(Data records)
+===+

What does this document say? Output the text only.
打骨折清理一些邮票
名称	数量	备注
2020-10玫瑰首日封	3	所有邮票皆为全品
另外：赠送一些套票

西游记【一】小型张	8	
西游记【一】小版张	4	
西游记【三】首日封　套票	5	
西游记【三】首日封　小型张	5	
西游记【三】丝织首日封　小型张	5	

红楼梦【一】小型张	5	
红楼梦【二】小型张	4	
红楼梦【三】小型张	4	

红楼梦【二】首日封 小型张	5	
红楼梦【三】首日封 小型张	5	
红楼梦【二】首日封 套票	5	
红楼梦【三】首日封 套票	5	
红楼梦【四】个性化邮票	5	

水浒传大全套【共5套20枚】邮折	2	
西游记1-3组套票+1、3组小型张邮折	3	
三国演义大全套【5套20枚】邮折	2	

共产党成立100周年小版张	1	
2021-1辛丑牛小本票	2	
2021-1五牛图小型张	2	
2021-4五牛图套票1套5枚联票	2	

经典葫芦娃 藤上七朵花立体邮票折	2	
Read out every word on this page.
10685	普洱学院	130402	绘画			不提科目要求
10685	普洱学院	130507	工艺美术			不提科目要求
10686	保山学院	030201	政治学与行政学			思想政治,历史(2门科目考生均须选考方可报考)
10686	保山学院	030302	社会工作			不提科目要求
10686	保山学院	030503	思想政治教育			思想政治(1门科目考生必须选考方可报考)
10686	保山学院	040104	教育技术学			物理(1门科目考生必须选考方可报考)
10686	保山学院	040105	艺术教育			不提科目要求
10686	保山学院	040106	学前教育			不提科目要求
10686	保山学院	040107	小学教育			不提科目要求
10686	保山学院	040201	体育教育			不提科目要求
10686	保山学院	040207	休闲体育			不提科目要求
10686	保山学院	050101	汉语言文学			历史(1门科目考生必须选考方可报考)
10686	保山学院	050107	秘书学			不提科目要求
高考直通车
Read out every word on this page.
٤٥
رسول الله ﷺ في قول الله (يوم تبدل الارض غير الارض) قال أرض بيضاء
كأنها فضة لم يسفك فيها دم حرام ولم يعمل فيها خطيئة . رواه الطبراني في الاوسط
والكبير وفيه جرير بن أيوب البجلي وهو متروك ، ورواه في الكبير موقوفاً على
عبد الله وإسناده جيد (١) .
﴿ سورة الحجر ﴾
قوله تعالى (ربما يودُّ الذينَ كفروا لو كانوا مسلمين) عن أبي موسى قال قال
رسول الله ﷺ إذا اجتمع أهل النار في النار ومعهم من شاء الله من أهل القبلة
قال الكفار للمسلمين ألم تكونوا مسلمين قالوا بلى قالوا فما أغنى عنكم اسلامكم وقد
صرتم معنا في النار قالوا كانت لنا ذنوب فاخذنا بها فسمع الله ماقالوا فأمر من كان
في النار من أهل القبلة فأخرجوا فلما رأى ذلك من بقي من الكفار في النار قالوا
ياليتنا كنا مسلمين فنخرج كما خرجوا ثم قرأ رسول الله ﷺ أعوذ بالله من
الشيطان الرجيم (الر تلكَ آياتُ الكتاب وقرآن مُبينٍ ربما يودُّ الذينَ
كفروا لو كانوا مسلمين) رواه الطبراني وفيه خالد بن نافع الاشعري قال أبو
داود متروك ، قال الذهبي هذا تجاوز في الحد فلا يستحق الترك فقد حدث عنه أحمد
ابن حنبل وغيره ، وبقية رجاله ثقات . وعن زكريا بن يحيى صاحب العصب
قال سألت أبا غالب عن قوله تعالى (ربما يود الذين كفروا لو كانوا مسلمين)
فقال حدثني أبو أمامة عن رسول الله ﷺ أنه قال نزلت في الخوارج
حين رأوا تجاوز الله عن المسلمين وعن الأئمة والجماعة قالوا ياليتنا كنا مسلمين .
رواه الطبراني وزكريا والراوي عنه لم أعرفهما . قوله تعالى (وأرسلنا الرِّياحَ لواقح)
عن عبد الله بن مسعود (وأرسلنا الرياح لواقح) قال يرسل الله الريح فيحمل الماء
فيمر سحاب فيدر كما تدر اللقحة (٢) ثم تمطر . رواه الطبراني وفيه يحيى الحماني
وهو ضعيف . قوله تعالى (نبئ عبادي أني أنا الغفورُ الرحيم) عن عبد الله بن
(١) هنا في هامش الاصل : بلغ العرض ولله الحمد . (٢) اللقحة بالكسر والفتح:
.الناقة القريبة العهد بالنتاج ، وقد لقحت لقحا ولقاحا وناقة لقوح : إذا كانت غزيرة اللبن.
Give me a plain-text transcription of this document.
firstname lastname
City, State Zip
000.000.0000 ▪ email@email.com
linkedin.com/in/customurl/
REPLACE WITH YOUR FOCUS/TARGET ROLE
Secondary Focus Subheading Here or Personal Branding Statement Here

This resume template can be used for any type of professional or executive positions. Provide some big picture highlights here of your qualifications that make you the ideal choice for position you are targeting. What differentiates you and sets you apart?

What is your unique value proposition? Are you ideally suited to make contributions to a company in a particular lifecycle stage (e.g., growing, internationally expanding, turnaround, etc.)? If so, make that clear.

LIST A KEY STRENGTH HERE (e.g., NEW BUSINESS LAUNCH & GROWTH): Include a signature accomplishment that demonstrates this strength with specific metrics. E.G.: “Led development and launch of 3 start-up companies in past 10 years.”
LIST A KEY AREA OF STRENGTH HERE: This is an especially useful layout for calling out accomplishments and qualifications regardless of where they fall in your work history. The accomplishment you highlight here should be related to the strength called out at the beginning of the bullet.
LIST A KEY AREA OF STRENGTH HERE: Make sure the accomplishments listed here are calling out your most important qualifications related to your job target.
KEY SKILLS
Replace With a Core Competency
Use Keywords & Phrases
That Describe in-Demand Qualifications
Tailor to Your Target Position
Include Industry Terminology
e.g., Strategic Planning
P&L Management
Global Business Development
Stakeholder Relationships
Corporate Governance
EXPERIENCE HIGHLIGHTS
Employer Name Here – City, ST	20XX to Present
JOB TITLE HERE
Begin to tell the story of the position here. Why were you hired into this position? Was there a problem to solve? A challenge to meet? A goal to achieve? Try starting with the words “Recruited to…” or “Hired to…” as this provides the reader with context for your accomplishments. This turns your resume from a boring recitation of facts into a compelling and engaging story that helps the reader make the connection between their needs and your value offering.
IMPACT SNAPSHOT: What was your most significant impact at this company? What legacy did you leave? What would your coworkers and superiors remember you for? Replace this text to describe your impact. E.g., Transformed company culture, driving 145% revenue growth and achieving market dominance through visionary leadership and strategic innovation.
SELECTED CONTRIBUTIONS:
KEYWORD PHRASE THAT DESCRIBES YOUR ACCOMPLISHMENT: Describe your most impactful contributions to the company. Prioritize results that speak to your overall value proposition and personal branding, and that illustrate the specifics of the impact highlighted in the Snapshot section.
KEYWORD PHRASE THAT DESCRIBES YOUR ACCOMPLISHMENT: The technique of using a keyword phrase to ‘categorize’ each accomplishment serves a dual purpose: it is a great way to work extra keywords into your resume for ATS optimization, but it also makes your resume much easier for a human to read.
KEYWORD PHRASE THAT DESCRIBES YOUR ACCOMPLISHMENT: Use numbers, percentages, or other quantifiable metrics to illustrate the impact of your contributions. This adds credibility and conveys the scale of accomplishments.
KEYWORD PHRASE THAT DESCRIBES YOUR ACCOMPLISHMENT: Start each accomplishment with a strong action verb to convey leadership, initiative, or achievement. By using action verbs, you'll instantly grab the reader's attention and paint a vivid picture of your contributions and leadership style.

+===+

Task details. Only lines with the string "STRENGTH" belong in your answer; copy each one.

Full output.
LIST A KEY STRENGTH HERE (e.g., NEW BUSINESS LAUNCH & GROWTH): Include a signature accomplishment that demonstrates this strength with specific metrics. E.G.: “Led development and launch of 3 start-up companies in past 10 years.”
LIST A KEY AREA OF STRENGTH HERE: This is an especially useful layout for calling out accomplishments and qualifications regardless of where they fall in your work history. The accomplishment you highlight here should be related to the strength called out at the beginning of the bullet.
LIST A KEY AREA OF STRENGTH HERE: Make sure the accomplishments listed here are calling out your most important qualifications related to your job target.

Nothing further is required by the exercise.